Set down the material below word for word, excluding the pictures.

Input records:
***

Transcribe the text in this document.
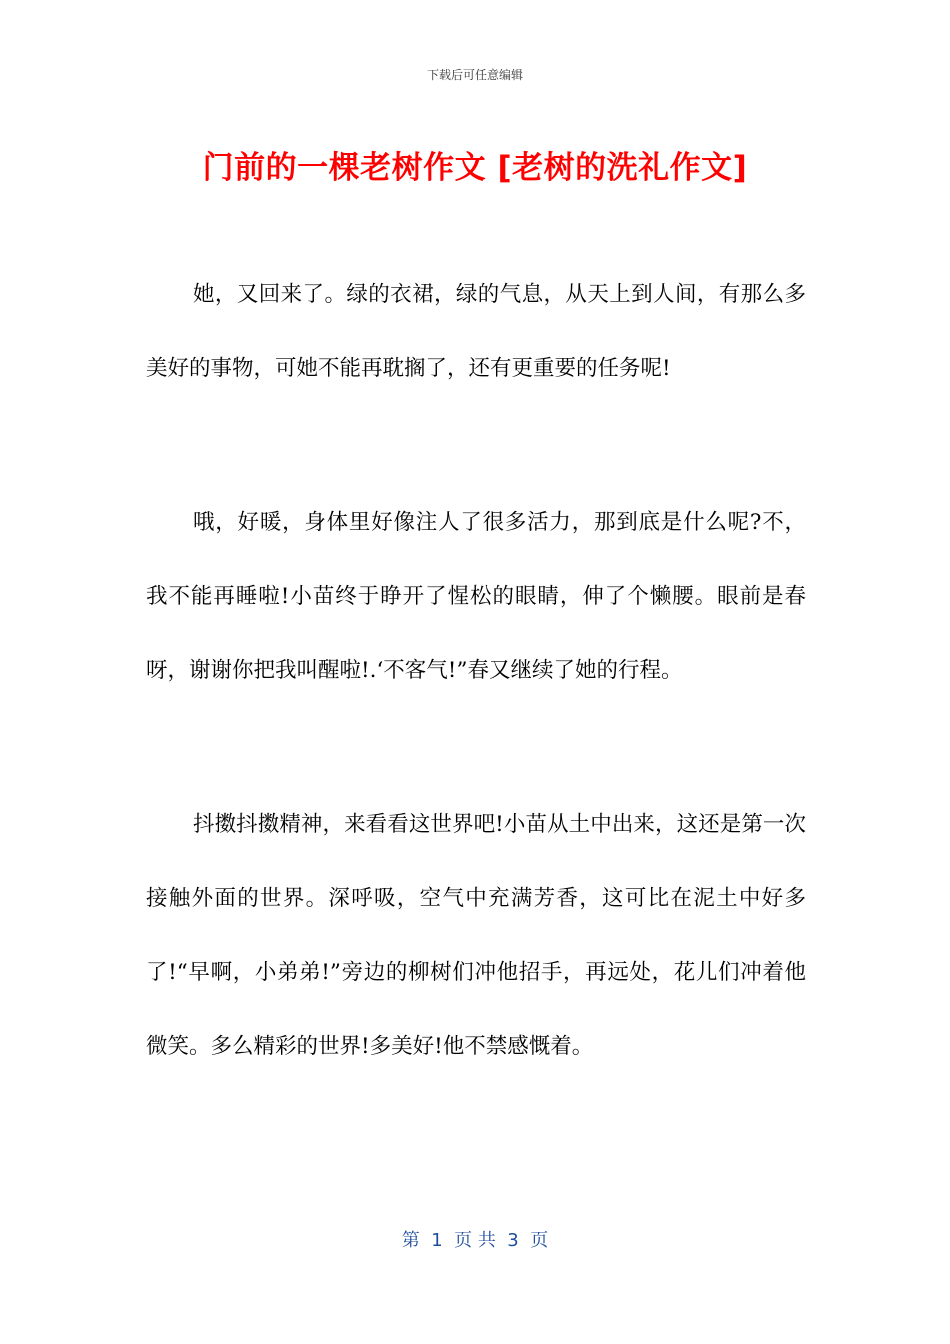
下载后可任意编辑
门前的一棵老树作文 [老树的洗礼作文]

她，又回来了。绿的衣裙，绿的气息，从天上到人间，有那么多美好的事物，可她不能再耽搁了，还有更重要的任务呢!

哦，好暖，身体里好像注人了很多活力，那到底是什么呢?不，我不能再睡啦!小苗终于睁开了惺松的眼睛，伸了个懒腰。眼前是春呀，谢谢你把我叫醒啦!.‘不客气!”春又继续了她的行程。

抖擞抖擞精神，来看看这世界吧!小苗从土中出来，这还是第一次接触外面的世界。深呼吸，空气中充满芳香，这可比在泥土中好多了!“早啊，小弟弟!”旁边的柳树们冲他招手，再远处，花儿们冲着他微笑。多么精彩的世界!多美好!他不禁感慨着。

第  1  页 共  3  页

***

Reply to the exercise:
Transcribe the text in this document.
下载后可任意编辑
门前的一棵老树作文 [老树的洗礼作文]

她，又回来了。绿的衣裙，绿的气息，从天上到人间，有那么多美好的事物，可她不能再耽搁了，还有更重要的任务呢!

哦，好暖，身体里好像注人了很多活力，那到底是什么呢?不，我不能再睡啦!小苗终于睁开了惺松的眼睛，伸了个懒腰。眼前是春呀，谢谢你把我叫醒啦!.‘不客气!”春又继续了她的行程。

抖擞抖擞精神，来看看这世界吧!小苗从土中出来，这还是第一次接触外面的世界。深呼吸，空气中充满芳香，这可比在泥土中好多了!“早啊，小弟弟!”旁边的柳树们冲他招手，再远处，花儿们冲着他微笑。多么精彩的世界!多美好!他不禁感慨着。

第  1  页 共  3  页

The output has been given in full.